→ **GOAL OF THE EXERCISE**
Filter the entries, keeping every line with the word "Farbmanagement".

→ **Extracted records**
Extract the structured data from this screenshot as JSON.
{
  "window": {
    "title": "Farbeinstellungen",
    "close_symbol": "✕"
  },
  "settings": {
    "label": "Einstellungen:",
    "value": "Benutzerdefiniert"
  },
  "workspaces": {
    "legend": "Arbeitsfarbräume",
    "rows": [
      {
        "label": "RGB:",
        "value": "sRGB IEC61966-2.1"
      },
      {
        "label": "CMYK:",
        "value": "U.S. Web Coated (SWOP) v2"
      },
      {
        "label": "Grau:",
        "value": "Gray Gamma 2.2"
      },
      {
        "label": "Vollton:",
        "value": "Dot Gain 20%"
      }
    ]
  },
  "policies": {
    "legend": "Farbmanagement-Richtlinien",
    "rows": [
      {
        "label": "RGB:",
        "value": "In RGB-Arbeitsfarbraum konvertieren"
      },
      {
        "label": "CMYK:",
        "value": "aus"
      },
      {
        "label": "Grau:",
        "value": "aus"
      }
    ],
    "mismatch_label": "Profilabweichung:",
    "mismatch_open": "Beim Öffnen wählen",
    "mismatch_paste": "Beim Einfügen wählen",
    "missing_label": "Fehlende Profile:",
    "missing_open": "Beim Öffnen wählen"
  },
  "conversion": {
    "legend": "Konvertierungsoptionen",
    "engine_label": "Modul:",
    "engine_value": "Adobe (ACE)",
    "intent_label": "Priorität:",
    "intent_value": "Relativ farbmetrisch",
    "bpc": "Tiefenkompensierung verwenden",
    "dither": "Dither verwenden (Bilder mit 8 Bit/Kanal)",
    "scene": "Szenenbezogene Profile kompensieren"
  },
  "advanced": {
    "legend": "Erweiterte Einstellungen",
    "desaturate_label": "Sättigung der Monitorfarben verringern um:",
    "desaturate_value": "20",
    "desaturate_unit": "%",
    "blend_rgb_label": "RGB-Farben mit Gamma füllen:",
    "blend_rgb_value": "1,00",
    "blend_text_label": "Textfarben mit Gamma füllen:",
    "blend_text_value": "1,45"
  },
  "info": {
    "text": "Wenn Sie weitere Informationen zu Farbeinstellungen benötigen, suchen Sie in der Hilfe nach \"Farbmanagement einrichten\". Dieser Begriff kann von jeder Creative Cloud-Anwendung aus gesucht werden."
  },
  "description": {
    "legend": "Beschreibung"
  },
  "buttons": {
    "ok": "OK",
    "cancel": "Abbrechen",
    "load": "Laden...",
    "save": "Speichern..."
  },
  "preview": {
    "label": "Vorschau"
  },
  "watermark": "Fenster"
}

→ **REPLY**
    "legend": "Farbmanagement-Richtlinien",
    "text": "Wenn Sie weitere Informationen zu Farbeinstellungen benötigen, suchen Sie in der Hilfe nach \"Farbmanagement einrichten\". Dieser Begriff kann von jeder Creative Cloud-Anwendung aus gesucht werden."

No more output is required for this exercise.